Work required:
Restate each entry word for word, leaving nothing out.

[Stored data]
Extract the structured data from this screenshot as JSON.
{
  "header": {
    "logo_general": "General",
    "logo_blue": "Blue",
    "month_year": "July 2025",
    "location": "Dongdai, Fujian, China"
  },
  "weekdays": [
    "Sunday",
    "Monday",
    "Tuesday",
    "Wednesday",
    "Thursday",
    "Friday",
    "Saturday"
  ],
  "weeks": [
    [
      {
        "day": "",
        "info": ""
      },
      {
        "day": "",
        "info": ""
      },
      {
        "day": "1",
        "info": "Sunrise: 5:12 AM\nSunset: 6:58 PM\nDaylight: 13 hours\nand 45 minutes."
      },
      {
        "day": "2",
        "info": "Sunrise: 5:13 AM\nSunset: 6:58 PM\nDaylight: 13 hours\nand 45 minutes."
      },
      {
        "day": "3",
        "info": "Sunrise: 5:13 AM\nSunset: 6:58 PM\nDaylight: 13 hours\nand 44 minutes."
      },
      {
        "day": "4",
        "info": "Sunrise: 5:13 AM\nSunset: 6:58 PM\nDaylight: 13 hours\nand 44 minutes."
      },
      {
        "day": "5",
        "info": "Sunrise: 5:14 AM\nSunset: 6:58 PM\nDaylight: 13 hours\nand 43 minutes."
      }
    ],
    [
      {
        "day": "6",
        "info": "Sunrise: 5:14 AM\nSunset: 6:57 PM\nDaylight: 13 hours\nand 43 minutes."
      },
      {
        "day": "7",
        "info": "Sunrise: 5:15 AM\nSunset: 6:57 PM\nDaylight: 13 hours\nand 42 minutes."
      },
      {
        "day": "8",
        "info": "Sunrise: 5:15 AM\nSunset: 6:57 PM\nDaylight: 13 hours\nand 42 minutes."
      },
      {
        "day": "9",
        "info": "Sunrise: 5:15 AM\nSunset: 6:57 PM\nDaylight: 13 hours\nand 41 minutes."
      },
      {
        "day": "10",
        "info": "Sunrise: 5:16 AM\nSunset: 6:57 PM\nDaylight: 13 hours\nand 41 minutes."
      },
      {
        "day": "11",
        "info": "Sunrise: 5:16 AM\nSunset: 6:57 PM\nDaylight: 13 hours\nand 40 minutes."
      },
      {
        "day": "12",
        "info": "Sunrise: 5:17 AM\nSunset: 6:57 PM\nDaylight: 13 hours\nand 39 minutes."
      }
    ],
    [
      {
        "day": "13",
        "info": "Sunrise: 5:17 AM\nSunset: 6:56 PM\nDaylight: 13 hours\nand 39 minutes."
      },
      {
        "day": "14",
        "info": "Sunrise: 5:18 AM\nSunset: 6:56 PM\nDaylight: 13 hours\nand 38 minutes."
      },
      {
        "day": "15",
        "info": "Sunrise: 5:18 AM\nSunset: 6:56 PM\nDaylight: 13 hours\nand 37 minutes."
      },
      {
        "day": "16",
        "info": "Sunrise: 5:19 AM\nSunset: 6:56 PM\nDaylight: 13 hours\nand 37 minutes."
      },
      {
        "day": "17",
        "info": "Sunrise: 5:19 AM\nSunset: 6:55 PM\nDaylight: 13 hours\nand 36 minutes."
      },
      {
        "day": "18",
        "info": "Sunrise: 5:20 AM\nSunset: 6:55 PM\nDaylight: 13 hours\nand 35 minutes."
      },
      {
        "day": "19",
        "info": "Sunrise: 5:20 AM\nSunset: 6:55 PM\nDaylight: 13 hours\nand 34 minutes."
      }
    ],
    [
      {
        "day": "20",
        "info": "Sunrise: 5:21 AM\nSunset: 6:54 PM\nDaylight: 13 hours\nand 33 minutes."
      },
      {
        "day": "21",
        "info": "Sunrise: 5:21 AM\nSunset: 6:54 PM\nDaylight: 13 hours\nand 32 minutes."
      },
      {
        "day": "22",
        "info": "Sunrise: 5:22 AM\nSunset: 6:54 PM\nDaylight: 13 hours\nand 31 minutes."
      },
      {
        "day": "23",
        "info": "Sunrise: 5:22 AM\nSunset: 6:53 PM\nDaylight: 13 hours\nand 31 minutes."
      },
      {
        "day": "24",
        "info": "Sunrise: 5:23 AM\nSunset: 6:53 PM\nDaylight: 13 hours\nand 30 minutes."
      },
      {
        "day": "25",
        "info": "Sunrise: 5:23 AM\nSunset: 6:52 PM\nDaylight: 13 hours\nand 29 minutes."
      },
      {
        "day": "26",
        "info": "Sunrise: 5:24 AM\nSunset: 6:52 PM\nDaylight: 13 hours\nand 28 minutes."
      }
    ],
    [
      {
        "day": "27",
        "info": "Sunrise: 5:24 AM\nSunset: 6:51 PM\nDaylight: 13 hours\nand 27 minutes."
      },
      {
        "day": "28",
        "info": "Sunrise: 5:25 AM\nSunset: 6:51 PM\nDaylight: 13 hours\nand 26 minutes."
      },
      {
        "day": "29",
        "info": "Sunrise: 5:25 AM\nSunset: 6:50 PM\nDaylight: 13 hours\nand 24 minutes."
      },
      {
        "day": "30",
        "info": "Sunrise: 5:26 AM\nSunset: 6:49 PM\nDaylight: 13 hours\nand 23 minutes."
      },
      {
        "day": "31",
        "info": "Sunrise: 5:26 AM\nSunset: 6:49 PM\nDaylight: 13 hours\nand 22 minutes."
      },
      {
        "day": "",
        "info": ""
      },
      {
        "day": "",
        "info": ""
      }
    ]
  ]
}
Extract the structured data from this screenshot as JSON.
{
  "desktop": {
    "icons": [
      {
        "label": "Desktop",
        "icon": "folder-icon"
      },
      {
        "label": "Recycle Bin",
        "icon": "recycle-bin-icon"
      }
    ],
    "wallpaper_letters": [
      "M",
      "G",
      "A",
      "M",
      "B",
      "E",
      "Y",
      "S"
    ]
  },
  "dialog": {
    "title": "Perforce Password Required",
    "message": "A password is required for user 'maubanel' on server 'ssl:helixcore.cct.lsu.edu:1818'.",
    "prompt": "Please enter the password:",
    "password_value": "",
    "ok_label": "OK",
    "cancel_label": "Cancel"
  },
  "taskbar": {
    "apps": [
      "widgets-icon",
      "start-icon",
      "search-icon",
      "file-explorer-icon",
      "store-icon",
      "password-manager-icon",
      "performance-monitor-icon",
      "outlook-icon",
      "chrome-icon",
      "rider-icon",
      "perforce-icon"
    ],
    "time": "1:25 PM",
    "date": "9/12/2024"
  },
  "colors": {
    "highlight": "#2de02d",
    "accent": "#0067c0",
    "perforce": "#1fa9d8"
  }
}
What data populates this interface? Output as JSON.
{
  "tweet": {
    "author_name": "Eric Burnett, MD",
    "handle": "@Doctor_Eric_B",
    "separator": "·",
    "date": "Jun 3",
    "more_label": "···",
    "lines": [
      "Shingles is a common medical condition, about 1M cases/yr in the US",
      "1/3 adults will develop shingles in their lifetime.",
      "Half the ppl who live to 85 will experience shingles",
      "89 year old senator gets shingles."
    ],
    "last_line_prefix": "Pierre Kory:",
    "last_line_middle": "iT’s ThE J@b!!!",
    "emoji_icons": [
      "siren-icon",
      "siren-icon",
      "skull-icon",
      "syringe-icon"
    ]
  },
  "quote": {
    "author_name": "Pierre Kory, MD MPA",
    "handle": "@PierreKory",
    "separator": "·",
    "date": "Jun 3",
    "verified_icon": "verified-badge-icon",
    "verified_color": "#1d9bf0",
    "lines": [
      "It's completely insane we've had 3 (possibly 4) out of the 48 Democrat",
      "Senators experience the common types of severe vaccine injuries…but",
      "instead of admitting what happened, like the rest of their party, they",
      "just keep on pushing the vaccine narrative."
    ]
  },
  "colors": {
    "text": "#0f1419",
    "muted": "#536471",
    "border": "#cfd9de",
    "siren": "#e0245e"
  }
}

Final result:
Extract the structured data from this screenshot as JSON.
{
  "header": {
    "logo_general": "General",
    "logo_blue": "Blue",
    "month_year": "July 2025",
    "location": "Dongdai, Fujian, China"
  },
  "weekdays": [
    "Sunday",
    "Monday",
    "Tuesday",
    "Wednesday",
    "Thursday",
    "Friday",
    "Saturday"
  ],
  "weeks": [
    [
      {
        "day": "",
        "info": ""
      },
      {
        "day": "",
        "info": ""
      },
      {
        "day": "1",
        "info": "Sunrise: 5:12 AM\nSunset: 6:58 PM\nDaylight: 13 hours\nand 45 minutes."
      },
      {
        "day": "2",
        "info": "Sunrise: 5:13 AM\nSunset: 6:58 PM\nDaylight: 13 hours\nand 45 minutes."
      },
      {
        "day": "3",
        "info": "Sunrise: 5:13 AM\nSunset: 6:58 PM\nDaylight: 13 hours\nand 44 minutes."
      },
      {
        "day": "4",
        "info": "Sunrise: 5:13 AM\nSunset: 6:58 PM\nDaylight: 13 hours\nand 44 minutes."
      },
      {
        "day": "5",
        "info": "Sunrise: 5:14 AM\nSunset: 6:58 PM\nDaylight: 13 hours\nand 43 minutes."
      }
    ],
    [
      {
        "day": "6",
        "info": "Sunrise: 5:14 AM\nSunset: 6:57 PM\nDaylight: 13 hours\nand 43 minutes."
      },
      {
        "day": "7",
        "info": "Sunrise: 5:15 AM\nSunset: 6:57 PM\nDaylight: 13 hours\nand 42 minutes."
      },
      {
        "day": "8",
        "info": "Sunrise: 5:15 AM\nSunset: 6:57 PM\nDaylight: 13 hours\nand 42 minutes."
      },
      {
        "day": "9",
        "info": "Sunrise: 5:15 AM\nSunset: 6:57 PM\nDaylight: 13 hours\nand 41 minutes."
      },
      {
        "day": "10",
        "info": "Sunrise: 5:16 AM\nSunset: 6:57 PM\nDaylight: 13 hours\nand 41 minutes."
      },
      {
        "day": "11",
        "info": "Sunrise: 5:16 AM\nSunset: 6:57 PM\nDaylight: 13 hours\nand 40 minutes."
      },
      {
        "day": "12",
        "info": "Sunrise: 5:17 AM\nSunset: 6:57 PM\nDaylight: 13 hours\nand 39 minutes."
      }
    ],
    [
      {
        "day": "13",
        "info": "Sunrise: 5:17 AM\nSunset: 6:56 PM\nDaylight: 13 hours\nand 39 minutes."
      },
      {
        "day": "14",
        "info": "Sunrise: 5:18 AM\nSunset: 6:56 PM\nDaylight: 13 hours\nand 38 minutes."
      },
      {
        "day": "15",
        "info": "Sunrise: 5:18 AM\nSunset: 6:56 PM\nDaylight: 13 hours\nand 37 minutes."
      },
      {
        "day": "16",
        "info": "Sunrise: 5:19 AM\nSunset: 6:56 PM\nDaylight: 13 hours\nand 37 minutes."
      },
      {
        "day": "17",
        "info": "Sunrise: 5:19 AM\nSunset: 6:55 PM\nDaylight: 13 hours\nand 36 minutes."
      },
      {
        "day": "18",
        "info": "Sunrise: 5:20 AM\nSunset: 6:55 PM\nDaylight: 13 hours\nand 35 minutes."
      },
      {
        "day": "19",
        "info": "Sunrise: 5:20 AM\nSunset: 6:55 PM\nDaylight: 13 hours\nand 34 minutes."
      }
    ],
    [
      {
        "day": "20",
        "info": "Sunrise: 5:21 AM\nSunset: 6:54 PM\nDaylight: 13 hours\nand 33 minutes."
      },
      {
        "day": "21",
        "info": "Sunrise: 5:21 AM\nSunset: 6:54 PM\nDaylight: 13 hours\nand 32 minutes."
      },
      {
        "day": "22",
        "info": "Sunrise: 5:22 AM\nSunset: 6:54 PM\nDaylight: 13 hours\nand 31 minutes."
      },
      {
        "day": "23",
        "info": "Sunrise: 5:22 AM\nSunset: 6:53 PM\nDaylight: 13 hours\nand 31 minutes."
      },
      {
        "day": "24",
        "info": "Sunrise: 5:23 AM\nSunset: 6:53 PM\nDaylight: 13 hours\nand 30 minutes."
      },
      {
        "day": "25",
        "info": "Sunrise: 5:23 AM\nSunset: 6:52 PM\nDaylight: 13 hours\nand 29 minutes."
      },
      {
        "day": "26",
        "info": "Sunrise: 5:24 AM\nSunset: 6:52 PM\nDaylight: 13 hours\nand 28 minutes."
      }
    ],
    [
      {
        "day": "27",
        "info": "Sunrise: 5:24 AM\nSunset: 6:51 PM\nDaylight: 13 hours\nand 27 minutes."
      },
      {
        "day": "28",
        "info": "Sunrise: 5:25 AM\nSunset: 6:51 PM\nDaylight: 13 hours\nand 26 minutes."
      },
      {
        "day": "29",
        "info": "Sunrise: 5:25 AM\nSunset: 6:50 PM\nDaylight: 13 hours\nand 24 minutes."
      },
      {
        "day": "30",
        "info": "Sunrise: 5:26 AM\nSunset: 6:49 PM\nDaylight: 13 hours\nand 23 minutes."
      },
      {
        "day": "31",
        "info": "Sunrise: 5:26 AM\nSunset: 6:49 PM\nDaylight: 13 hours\nand 22 minutes."
      },
      {
        "day": "",
        "info": ""
      },
      {
        "day": "",
        "info": ""
      }
    ]
  ]
}
Extract the structured data from this screenshot as JSON.
{
  "desktop": {
    "icons": [
      {
        "label": "Desktop",
        "icon": "folder-icon"
      },
      {
        "label": "Recycle Bin",
        "icon": "recycle-bin-icon"
      }
    ],
    "wallpaper_letters": [
      "M",
      "G",
      "A",
      "M",
      "B",
      "E",
      "Y",
      "S"
    ]
  },
  "dialog": {
    "title": "Perforce Password Required",
    "message": "A password is required for user 'maubanel' on server 'ssl:helixcore.cct.lsu.edu:1818'.",
    "prompt": "Please enter the password:",
    "password_value": "",
    "ok_label": "OK",
    "cancel_label": "Cancel"
  },
  "taskbar": {
    "apps": [
      "widgets-icon",
      "start-icon",
      "search-icon",
      "file-explorer-icon",
      "store-icon",
      "password-manager-icon",
      "performance-monitor-icon",
      "outlook-icon",
      "chrome-icon",
      "rider-icon",
      "perforce-icon"
    ],
    "time": "1:25 PM",
    "date": "9/12/2024"
  },
  "colors": {
    "highlight": "#2de02d",
    "accent": "#0067c0",
    "perforce": "#1fa9d8"
  }
}
What data populates this interface? Output as JSON.
{
  "tweet": {
    "author_name": "Eric Burnett, MD",
    "handle": "@Doctor_Eric_B",
    "separator": "·",
    "date": "Jun 3",
    "more_label": "···",
    "lines": [
      "Shingles is a common medical condition, about 1M cases/yr in the US",
      "1/3 adults will develop shingles in their lifetime.",
      "Half the ppl who live to 85 will experience shingles",
      "89 year old senator gets shingles."
    ],
    "last_line_prefix": "Pierre Kory:",
    "last_line_middle": "iT’s ThE J@b!!!",
    "emoji_icons": [
      "siren-icon",
      "siren-icon",
      "skull-icon",
      "syringe-icon"
    ]
  },
  "quote": {
    "author_name": "Pierre Kory, MD MPA",
    "handle": "@PierreKory",
    "separator": "·",
    "date": "Jun 3",
    "verified_icon": "verified-badge-icon",
    "verified_color": "#1d9bf0",
    "lines": [
      "It's completely insane we've had 3 (possibly 4) out of the 48 Democrat",
      "Senators experience the common types of severe vaccine injuries…but",
      "instead of admitting what happened, like the rest of their party, they",
      "just keep on pushing the vaccine narrative."
    ]
  },
  "colors": {
    "text": "#0f1419",
    "muted": "#536471",
    "border": "#cfd9de",
    "siren": "#e0245e"
  }
}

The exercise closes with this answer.